_Short task_
Find every line below that contains the word "like" and copy it out.

---------- Records provided

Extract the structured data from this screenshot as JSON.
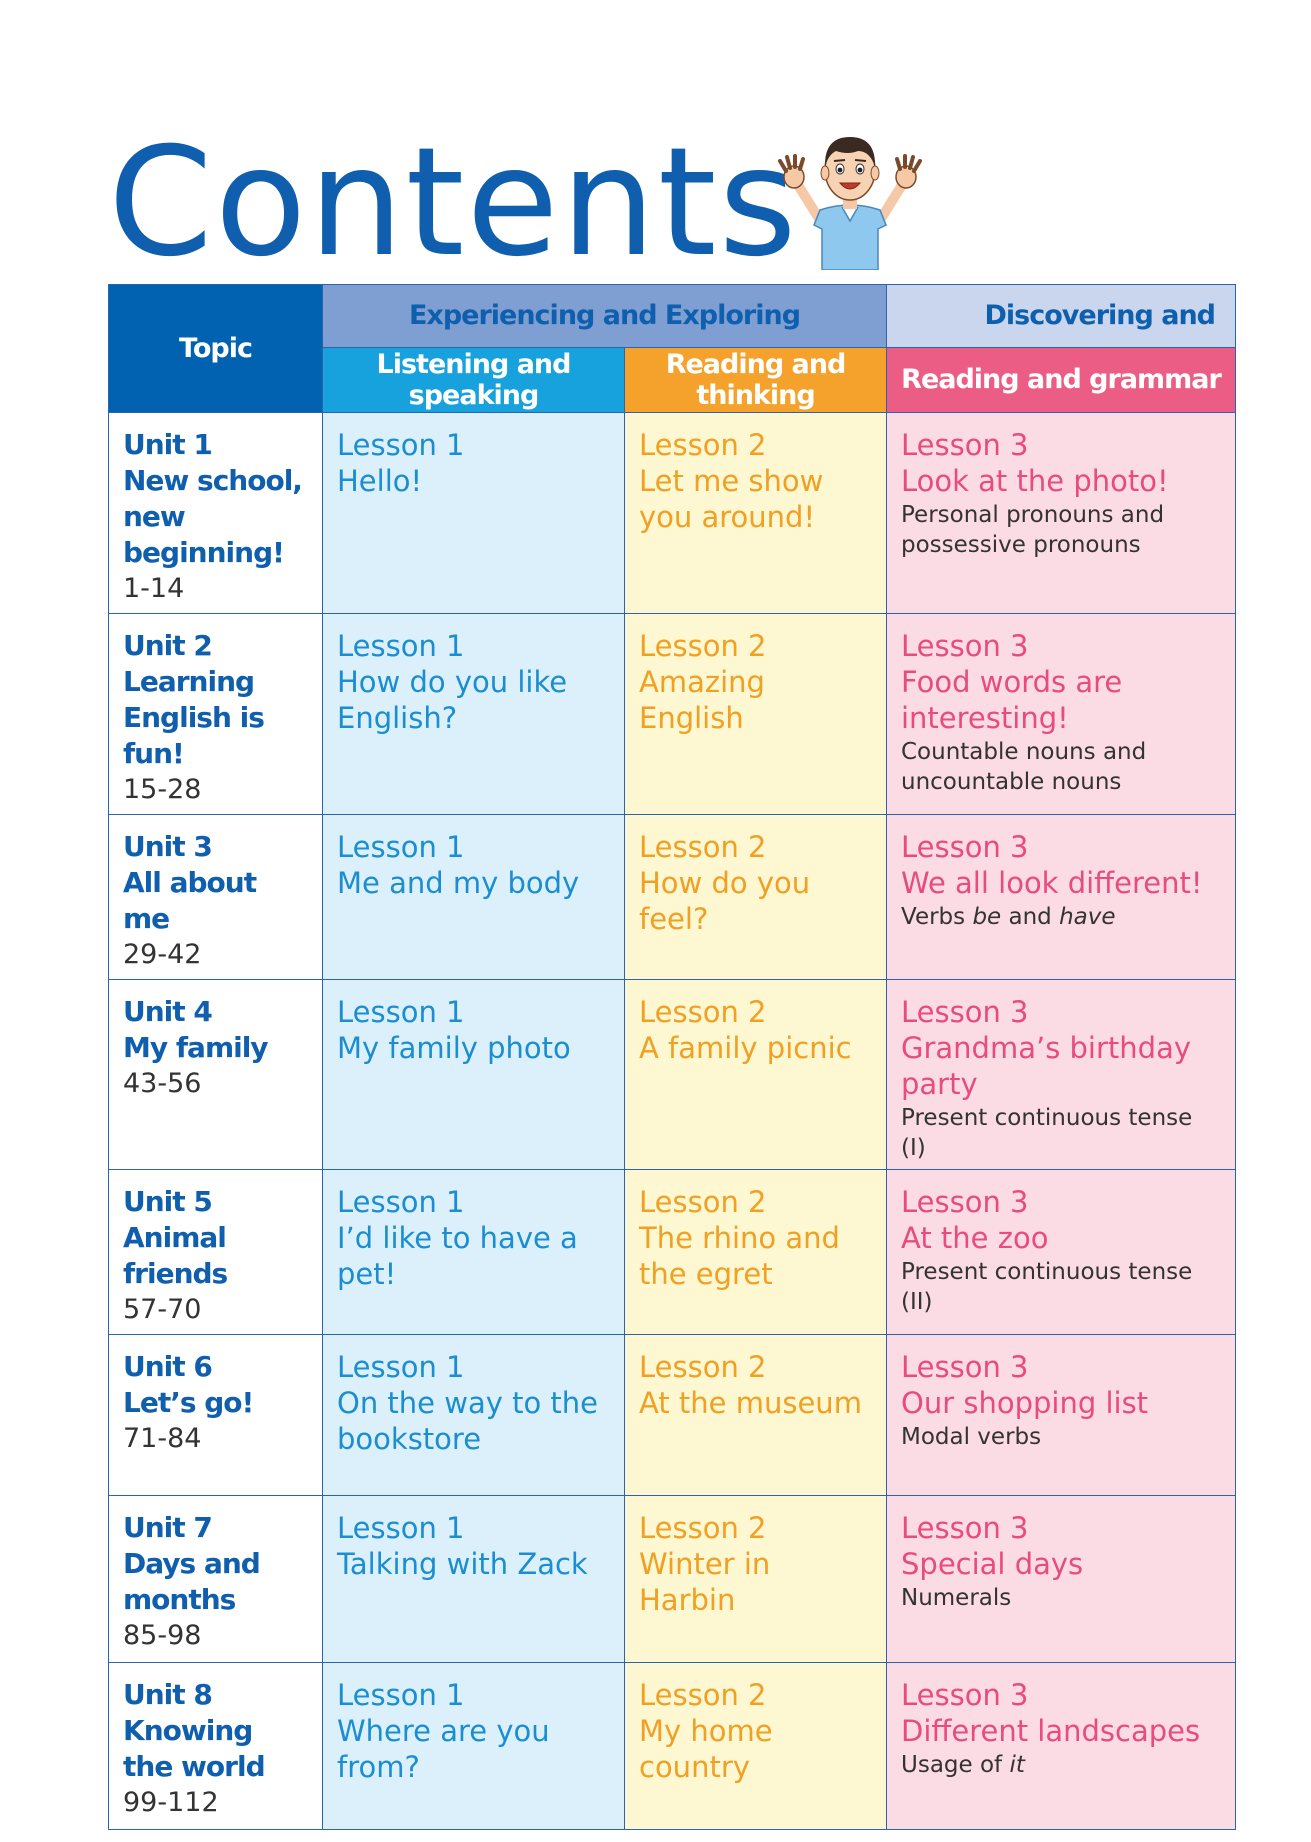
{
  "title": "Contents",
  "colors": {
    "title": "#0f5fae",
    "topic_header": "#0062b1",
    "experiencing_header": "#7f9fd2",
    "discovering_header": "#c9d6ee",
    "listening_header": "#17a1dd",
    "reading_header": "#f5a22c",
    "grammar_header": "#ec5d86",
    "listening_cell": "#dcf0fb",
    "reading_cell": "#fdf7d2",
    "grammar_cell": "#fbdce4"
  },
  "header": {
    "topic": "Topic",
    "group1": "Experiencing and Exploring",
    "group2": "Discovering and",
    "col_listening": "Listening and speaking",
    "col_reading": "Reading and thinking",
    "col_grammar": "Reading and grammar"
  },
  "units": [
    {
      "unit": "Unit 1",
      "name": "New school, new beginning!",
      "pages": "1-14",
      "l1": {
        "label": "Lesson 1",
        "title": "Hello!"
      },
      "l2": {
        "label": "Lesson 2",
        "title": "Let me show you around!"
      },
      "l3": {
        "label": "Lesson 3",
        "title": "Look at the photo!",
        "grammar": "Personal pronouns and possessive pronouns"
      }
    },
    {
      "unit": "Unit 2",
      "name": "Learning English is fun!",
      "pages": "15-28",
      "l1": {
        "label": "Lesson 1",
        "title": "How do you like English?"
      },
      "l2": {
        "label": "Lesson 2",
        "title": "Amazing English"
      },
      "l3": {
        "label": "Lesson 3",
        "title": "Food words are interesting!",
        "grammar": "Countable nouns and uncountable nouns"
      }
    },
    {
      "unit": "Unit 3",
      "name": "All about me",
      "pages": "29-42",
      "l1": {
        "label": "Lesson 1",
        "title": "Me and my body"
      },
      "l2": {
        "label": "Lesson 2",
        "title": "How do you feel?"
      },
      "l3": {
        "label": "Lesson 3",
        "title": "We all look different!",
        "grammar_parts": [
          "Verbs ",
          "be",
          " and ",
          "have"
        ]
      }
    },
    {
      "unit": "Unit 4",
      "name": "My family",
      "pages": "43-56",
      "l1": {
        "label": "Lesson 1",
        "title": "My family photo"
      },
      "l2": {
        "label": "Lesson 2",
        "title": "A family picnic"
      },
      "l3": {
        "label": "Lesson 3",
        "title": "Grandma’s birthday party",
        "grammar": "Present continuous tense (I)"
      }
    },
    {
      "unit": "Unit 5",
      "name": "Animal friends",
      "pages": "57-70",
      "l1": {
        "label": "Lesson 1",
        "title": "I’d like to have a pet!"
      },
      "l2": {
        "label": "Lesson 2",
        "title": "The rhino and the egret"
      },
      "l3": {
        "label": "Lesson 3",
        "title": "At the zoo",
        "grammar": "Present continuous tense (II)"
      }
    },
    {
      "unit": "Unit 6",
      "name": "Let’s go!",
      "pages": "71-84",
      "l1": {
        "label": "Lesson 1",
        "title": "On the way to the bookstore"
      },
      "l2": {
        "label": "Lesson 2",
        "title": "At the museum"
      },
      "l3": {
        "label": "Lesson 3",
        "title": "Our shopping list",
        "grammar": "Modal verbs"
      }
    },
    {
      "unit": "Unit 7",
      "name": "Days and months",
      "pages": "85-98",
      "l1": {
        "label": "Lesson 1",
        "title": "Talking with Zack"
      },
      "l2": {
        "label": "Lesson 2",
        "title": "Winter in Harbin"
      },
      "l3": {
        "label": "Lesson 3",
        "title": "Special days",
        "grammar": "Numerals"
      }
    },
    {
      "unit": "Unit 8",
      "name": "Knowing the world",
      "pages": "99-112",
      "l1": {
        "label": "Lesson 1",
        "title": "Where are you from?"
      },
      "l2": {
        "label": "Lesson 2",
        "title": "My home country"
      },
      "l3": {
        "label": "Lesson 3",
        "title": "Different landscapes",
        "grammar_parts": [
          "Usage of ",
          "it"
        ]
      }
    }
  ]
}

--------------------
---------- Records provided

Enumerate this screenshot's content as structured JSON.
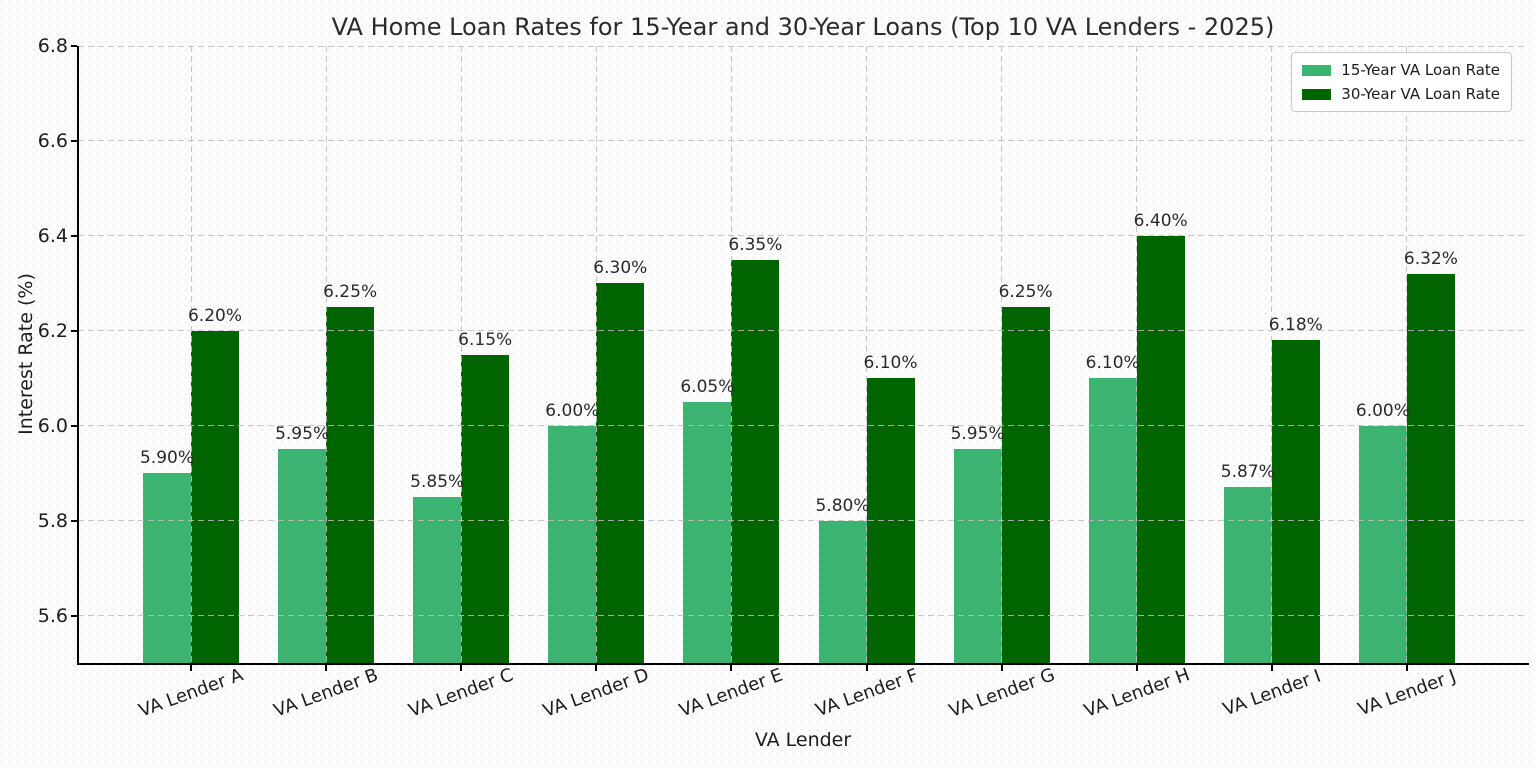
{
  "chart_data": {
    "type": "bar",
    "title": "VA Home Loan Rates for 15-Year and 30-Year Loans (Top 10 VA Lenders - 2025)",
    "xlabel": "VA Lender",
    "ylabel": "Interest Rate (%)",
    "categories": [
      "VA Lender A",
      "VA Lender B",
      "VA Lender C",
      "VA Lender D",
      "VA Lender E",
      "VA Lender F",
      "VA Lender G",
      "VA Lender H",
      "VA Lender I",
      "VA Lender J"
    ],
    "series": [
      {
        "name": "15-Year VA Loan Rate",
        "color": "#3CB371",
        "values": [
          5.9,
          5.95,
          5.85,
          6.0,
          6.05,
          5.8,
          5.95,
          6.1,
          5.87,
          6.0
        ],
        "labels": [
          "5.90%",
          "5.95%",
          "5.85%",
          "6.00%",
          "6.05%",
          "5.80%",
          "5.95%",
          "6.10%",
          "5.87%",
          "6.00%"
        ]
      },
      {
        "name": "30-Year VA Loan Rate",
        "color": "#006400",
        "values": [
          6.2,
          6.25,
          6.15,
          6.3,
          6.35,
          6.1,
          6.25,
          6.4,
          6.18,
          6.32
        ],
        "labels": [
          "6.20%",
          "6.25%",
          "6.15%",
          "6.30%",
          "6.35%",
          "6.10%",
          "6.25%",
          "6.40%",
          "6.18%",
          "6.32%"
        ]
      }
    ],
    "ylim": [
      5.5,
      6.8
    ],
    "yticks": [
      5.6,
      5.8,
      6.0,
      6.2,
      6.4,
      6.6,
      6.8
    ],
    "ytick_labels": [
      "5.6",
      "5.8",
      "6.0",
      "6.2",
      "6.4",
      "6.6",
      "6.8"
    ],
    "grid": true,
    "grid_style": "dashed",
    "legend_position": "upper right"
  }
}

--------------------
---------- Records provided

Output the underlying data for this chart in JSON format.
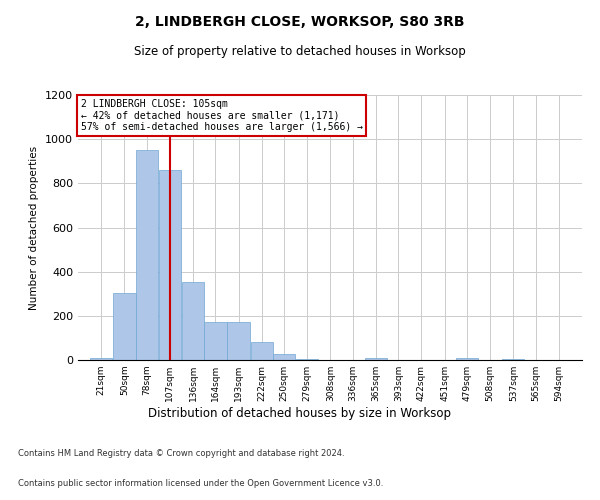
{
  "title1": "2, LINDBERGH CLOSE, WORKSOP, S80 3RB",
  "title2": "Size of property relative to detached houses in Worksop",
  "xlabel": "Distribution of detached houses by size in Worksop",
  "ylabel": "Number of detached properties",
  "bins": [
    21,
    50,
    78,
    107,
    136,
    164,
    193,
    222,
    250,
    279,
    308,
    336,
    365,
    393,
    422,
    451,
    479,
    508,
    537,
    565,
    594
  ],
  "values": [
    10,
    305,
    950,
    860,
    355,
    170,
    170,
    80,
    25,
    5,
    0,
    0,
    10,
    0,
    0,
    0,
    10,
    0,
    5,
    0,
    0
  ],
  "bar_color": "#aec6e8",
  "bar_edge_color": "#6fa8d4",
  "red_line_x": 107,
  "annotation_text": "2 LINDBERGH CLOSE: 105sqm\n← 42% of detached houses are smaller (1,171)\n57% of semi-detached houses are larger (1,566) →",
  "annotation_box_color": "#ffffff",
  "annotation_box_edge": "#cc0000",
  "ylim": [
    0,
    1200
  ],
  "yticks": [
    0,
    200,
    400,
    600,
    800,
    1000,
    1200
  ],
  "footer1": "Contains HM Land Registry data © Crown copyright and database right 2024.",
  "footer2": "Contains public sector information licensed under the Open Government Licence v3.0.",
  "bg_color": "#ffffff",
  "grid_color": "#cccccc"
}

--------------------

_Solution to the problem_
        "title": "How do you like English?"
        "title": "I’d like to have a pet!"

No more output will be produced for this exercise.